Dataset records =
========

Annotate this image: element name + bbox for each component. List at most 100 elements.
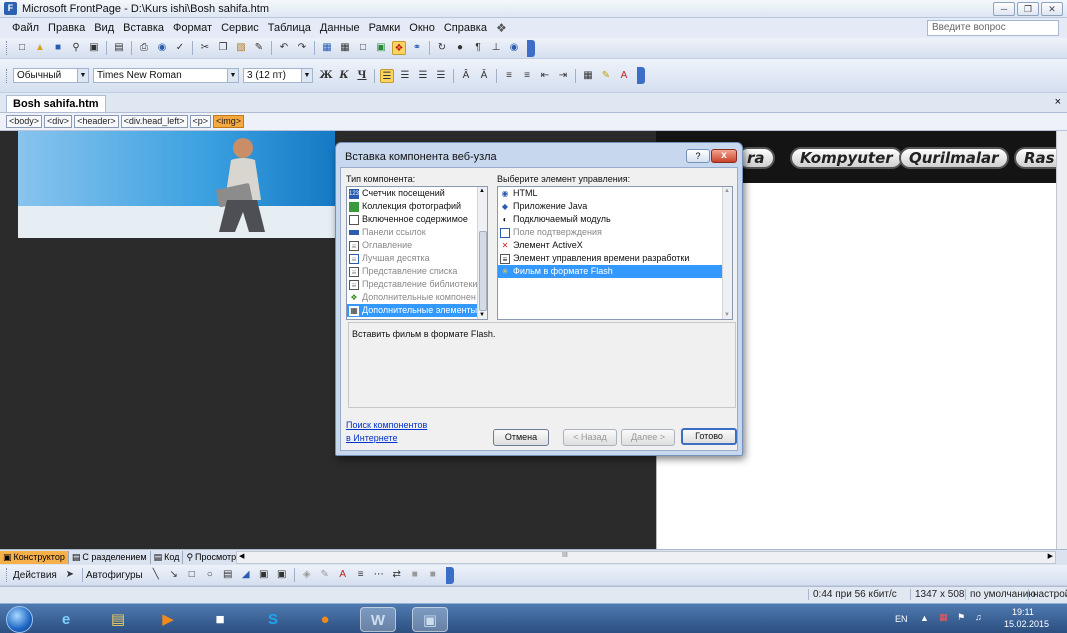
vertical-scrollbar[interactable] (1056, 131, 1067, 549)
increase-indent-icon[interactable]: ⇥ (556, 69, 570, 83)
bullets-icon[interactable]: ≡ (520, 69, 534, 83)
page-dimensions[interactable]: 1347 x 508 (910, 589, 969, 600)
dialog-help-button[interactable]: ? (686, 149, 710, 163)
tab-design[interactable]: ▣ Конструктор (0, 551, 69, 564)
drawing-icon[interactable]: ❖ (392, 41, 406, 55)
ask-question-input[interactable]: Введите вопрос (927, 20, 1059, 36)
menu-table[interactable]: Таблица (268, 22, 311, 34)
style-select[interactable]: Обычный ▼ (13, 68, 89, 83)
justify-icon[interactable]: ☰ (434, 69, 448, 83)
insert-table-icon[interactable]: ▦ (338, 41, 352, 55)
ie-icon[interactable]: e (48, 607, 84, 632)
language-indicator[interactable]: EN (895, 614, 908, 624)
menu-format[interactable]: Формат (173, 22, 212, 34)
nav-item-ras[interactable]: Ras (1014, 147, 1056, 169)
search-components-link-line2[interactable]: в Интернете (346, 433, 397, 443)
insert-layer-icon[interactable]: □ (356, 41, 370, 55)
tag-div-head-left[interactable]: <div.head_left> (120, 115, 188, 128)
cancel-button[interactable]: Отмена (493, 429, 549, 446)
dialog-close-button[interactable]: x (711, 149, 737, 163)
shadow-icon[interactable]: ■ (408, 568, 422, 582)
increase-font-icon[interactable]: Â (459, 69, 473, 83)
save-icon[interactable]: ■ (51, 41, 65, 55)
spelling-icon[interactable]: ✓ (173, 41, 187, 55)
numbering-icon[interactable]: ≡ (502, 69, 516, 83)
font-select[interactable]: Times New Roman ▼ (93, 68, 239, 83)
clock-date[interactable]: 15.02.2015 (1004, 619, 1049, 629)
publish-icon[interactable]: ▣ (87, 41, 101, 55)
menu-frames[interactable]: Рамки (369, 22, 401, 34)
line-icon[interactable]: ╲ (149, 568, 163, 582)
toolbar-options[interactable] (445, 566, 454, 584)
font-color-draw-icon[interactable]: A (336, 568, 350, 582)
align-center-icon[interactable]: ☰ (398, 69, 412, 83)
list-item[interactable]: ✕ Элемент ActiveX (498, 239, 732, 252)
highlight-icon[interactable]: ✎ (599, 69, 613, 83)
web-component-icon[interactable]: ▦ (320, 41, 334, 55)
redo-icon[interactable]: ↷ (295, 41, 309, 55)
menu-file[interactable]: Файл (12, 22, 39, 34)
clipart-icon[interactable]: ▣ (257, 568, 271, 582)
print-icon[interactable]: ⎙ (137, 41, 151, 55)
arrow-style-icon[interactable]: ⇄ (390, 568, 404, 582)
frontpage-icon[interactable]: ▣ (412, 607, 448, 632)
component-type-list[interactable]: 123 Счетчик посещений Коллекция фотографи… (346, 186, 488, 320)
tab-split[interactable]: ▤ С разделением (69, 551, 151, 564)
list-item[interactable]: Коллекция фотографий (347, 200, 487, 213)
minimize-button[interactable]: ─ (993, 2, 1015, 16)
insert-image-icon[interactable]: ▣ (275, 568, 289, 582)
list-item[interactable]: ≡ Представление списка (347, 265, 487, 278)
help-assistant-icon[interactable]: ❖ (496, 21, 507, 35)
menu-edit[interactable]: Правка (48, 22, 85, 34)
insert-picture-icon[interactable]: ▣ (374, 41, 388, 55)
tab-code[interactable]: ▤ Код (151, 551, 184, 564)
toolbar-grip[interactable] (6, 68, 9, 83)
decrease-indent-icon[interactable]: ⇤ (538, 69, 552, 83)
open-icon[interactable]: ▲ (33, 41, 47, 55)
action-center-icon[interactable]: ⚑ (957, 612, 965, 623)
list-item[interactable]: ❖ Дополнительные компонен (347, 291, 487, 304)
menu-tools[interactable]: Сервис (221, 22, 259, 34)
3d-icon[interactable]: ■ (426, 568, 440, 582)
finish-button[interactable]: Готово (681, 428, 737, 445)
menu-data[interactable]: Данные (320, 22, 360, 34)
tab-preview[interactable]: ⚲ Просмотр (183, 551, 241, 564)
tab-bosh-sahifa[interactable]: Bosh sahifa.htm (6, 95, 106, 112)
autoshapes-menu[interactable]: Автофигуры (86, 570, 143, 581)
wordart-icon[interactable]: ◢ (239, 568, 253, 582)
settings-indicator[interactable]: настройка (1028, 589, 1067, 600)
firefox-icon[interactable]: ● (307, 607, 343, 632)
tag-div[interactable]: <div> (44, 115, 73, 128)
preview-in-browser-icon[interactable]: ◉ (155, 41, 169, 55)
list-item[interactable]: ◉ HTML (498, 187, 732, 200)
rectangle-icon[interactable]: □ (185, 568, 199, 582)
tag-p[interactable]: <p> (189, 115, 212, 128)
list-item[interactable]: ≡ Представление библиотеки (347, 278, 487, 291)
list-item[interactable]: ≡ Оглавление (347, 239, 487, 252)
list-item[interactable]: Включенное содержимое (347, 213, 487, 226)
stop-icon[interactable]: ● (453, 41, 467, 55)
list-item-selected[interactable]: ✳ Фильм в формате Flash (498, 265, 732, 278)
line-style-icon[interactable]: ≡ (354, 568, 368, 582)
decrease-font-icon[interactable]: Ǎ (477, 69, 491, 83)
list-item[interactable]: ◐ Подключаемый модуль (498, 213, 732, 226)
show-hidden-icons[interactable]: ▲ (920, 613, 929, 623)
line-color-icon[interactable]: ✎ (318, 568, 332, 582)
search-icon[interactable]: ⚲ (69, 41, 83, 55)
toolbar-options[interactable] (637, 67, 645, 84)
arrow-icon[interactable]: ↘ (167, 568, 181, 582)
underline-button[interactable]: Ч (355, 69, 369, 83)
nav-item-kompyuter[interactable]: Kompyuter (790, 147, 903, 169)
menu-view[interactable]: Вид (94, 22, 114, 34)
media-player-icon[interactable]: ▶ (150, 607, 186, 632)
search-components-link[interactable]: Поиск компонентов (346, 420, 427, 430)
show-all-icon[interactable]: ¶ (471, 41, 485, 55)
list-item[interactable]: Панели ссылок (347, 226, 487, 239)
cut-icon[interactable]: ✂ (198, 41, 212, 55)
restore-button[interactable]: ❐ (1017, 2, 1039, 16)
bold-button[interactable]: Ж (319, 69, 333, 83)
explorer-icon[interactable]: ▤ (100, 607, 136, 632)
list-item[interactable]: ≡ Лучшая десятка (347, 252, 487, 265)
list-item[interactable]: ◆ Приложение Java (498, 200, 732, 213)
close-window-button[interactable]: ✕ (1041, 2, 1063, 16)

========

TASK INSTRUCTIONS = Copy out, unchanged, the rows between the lines holding "vertical-scrollbar[interactable] (1056, 131, 1067, 549)" and "publish-icon[interactable]: ▣ (87, 41, 101, 55)", inclusive.

RESULT OF THIS EXERCISE =
vertical-scrollbar[interactable] (1056, 131, 1067, 549)
increase-indent-icon[interactable]: ⇥ (556, 69, 570, 83)
bullets-icon[interactable]: ≡ (520, 69, 534, 83)
page-dimensions[interactable]: 1347 x 508 (910, 589, 969, 600)
dialog-help-button[interactable]: ? (686, 149, 710, 163)
tab-design[interactable]: ▣ Конструктор (0, 551, 69, 564)
drawing-icon[interactable]: ❖ (392, 41, 406, 55)
ask-question-input[interactable]: Введите вопрос (927, 20, 1059, 36)
menu-table[interactable]: Таблица (268, 22, 311, 34)
style-select[interactable]: Обычный ▼ (13, 68, 89, 83)
justify-icon[interactable]: ☰ (434, 69, 448, 83)
insert-table-icon[interactable]: ▦ (338, 41, 352, 55)
ie-icon[interactable]: e (48, 607, 84, 632)
language-indicator[interactable]: EN (895, 614, 908, 624)
menu-format[interactable]: Формат (173, 22, 212, 34)
nav-item-ras[interactable]: Ras (1014, 147, 1056, 169)
search-components-link-line2[interactable]: в Интернете (346, 433, 397, 443)
insert-layer-icon[interactable]: □ (356, 41, 370, 55)
tag-div-head-left[interactable]: <div.head_left> (120, 115, 188, 128)
cancel-button[interactable]: Отмена (493, 429, 549, 446)
dialog-close-button[interactable]: x (711, 149, 737, 163)
shadow-icon[interactable]: ■ (408, 568, 422, 582)
increase-font-icon[interactable]: Â (459, 69, 473, 83)
save-icon[interactable]: ■ (51, 41, 65, 55)
spelling-icon[interactable]: ✓ (173, 41, 187, 55)
numbering-icon[interactable]: ≡ (502, 69, 516, 83)
font-select[interactable]: Times New Roman ▼ (93, 68, 239, 83)
clock-date[interactable]: 15.02.2015 (1004, 619, 1049, 629)
publish-icon[interactable]: ▣ (87, 41, 101, 55)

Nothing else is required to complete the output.